## REQUIRED WORK
**1)** Read the post on Marisa Merz's Untitled (Living Sculpture) and decide whether each statement agrees with it: (a) the work hangs from the ceiling; (b) Merz built the work from strips of copper; (c) Merz holds that her work has a narrative context. Answer each with yes or no and quote the words of the post that decide it.
**2)** From the post on Marisa Merz's sculpture, extract the passage word for word. Begin at the words "Walk into room" and stop after "like living creatures’.".

## SOURCE EXTRACT
--
Thursday, 5 May 2011

76. UNTITLED (LIVING SCULPTURE) by MARISA MERZ


Walk into room 5 of Energy and Process  on Level 5 at Tate Modern and you’ll see this large puzzling metallic structure dangling from the ceiling. It seems to flourish in a room which is just a cube of air. It’s said that Merz’ works ‘appear to grow like plants or grip on like living creatures’.  

Marisa Merz finds meaning in the spiralling coiled organic forms of everyday life. She made this work by winding and clipping together thin strips of shiny aluminium. I’m using this picture because, although the colour is inaccurate, it best represents how Merz has made something solid, palpable and three-dimensional, yet at the same time fragile and tranquil.You walk round, see it from different angles and make your own connections. The sinuous shapes may remind someone of life underwater.  Cylinders may look like giant paint tubes crushed underfoot. Perhaps it  battle-ravaged armour?  And are those ‘arms’ cradling other pieces,  or holding them up high like joyful trophies?  Mert gives us no answers. She maintains that her work has no social or narrative context.  It’s just ‘organic shapes, symbolizing the continuum of growth, transformation, and progress' which is at the core of her thinking.
--
## GIVEN DATA

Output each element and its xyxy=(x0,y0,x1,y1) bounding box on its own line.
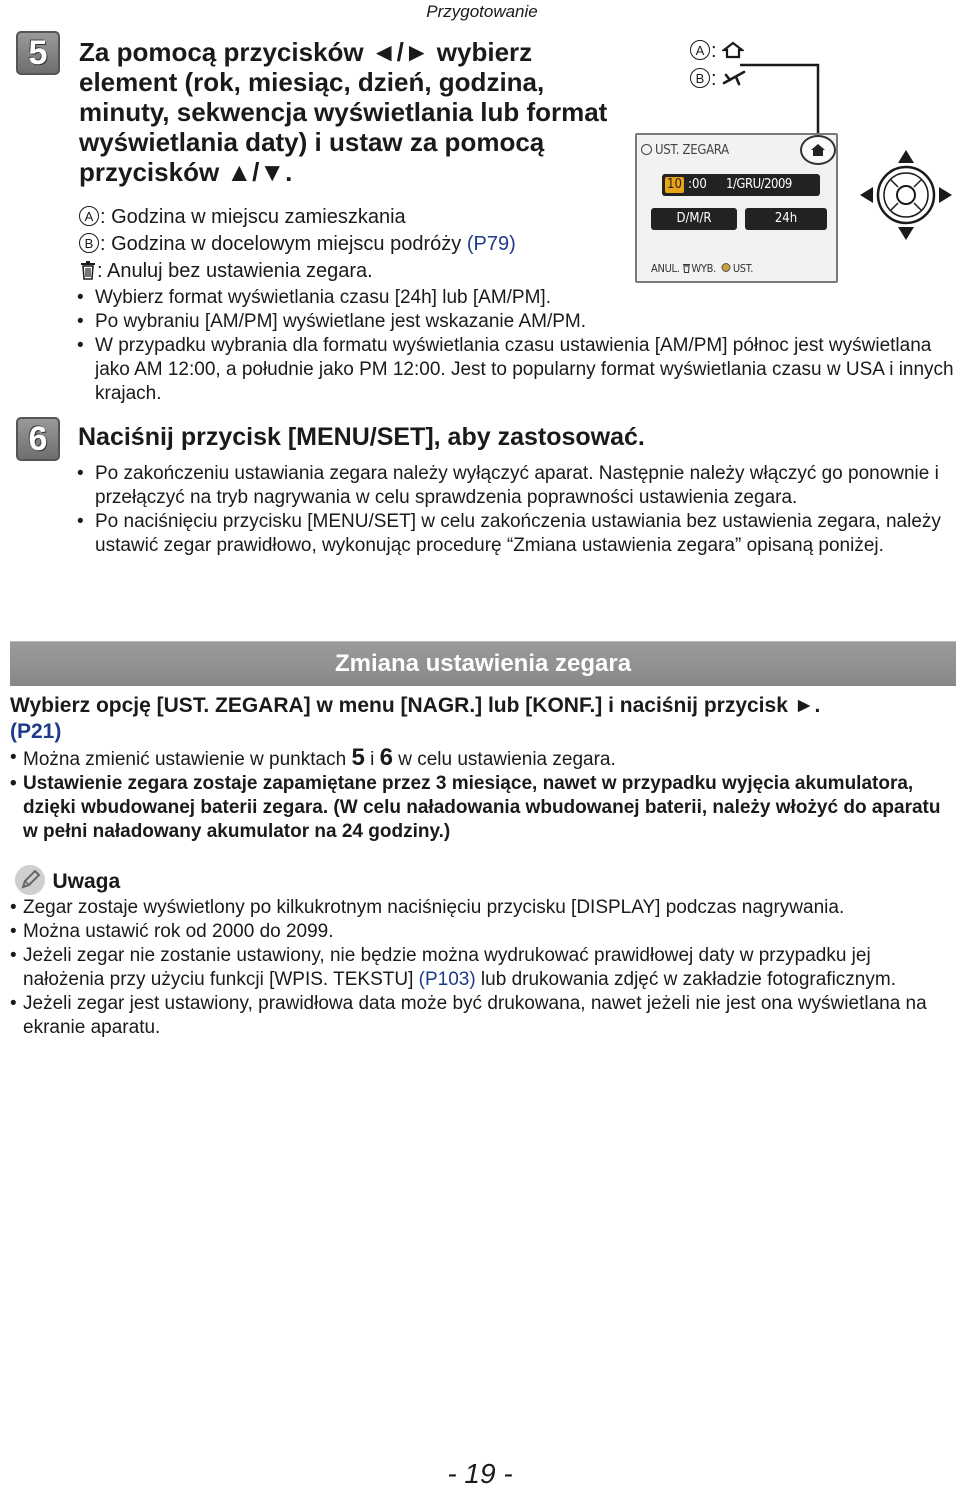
--
## SOLUTIONS PER TASK
**1)**
(a) Yes: "dangling from the ceiling"
(b) No: "thin strips of shiny aluminium"
(c) No: "She maintains that her work has no social or narrative context."

**2)**
Walk into room 5 of Energy and Process  on Level 5 at Tate Modern and you’ll see this large puzzling metallic structure dangling from the ceiling. It seems to flourish in a room which is just a cube of air. It’s said that Merz’ works ‘appear to grow like plants or grip on like living creatures’.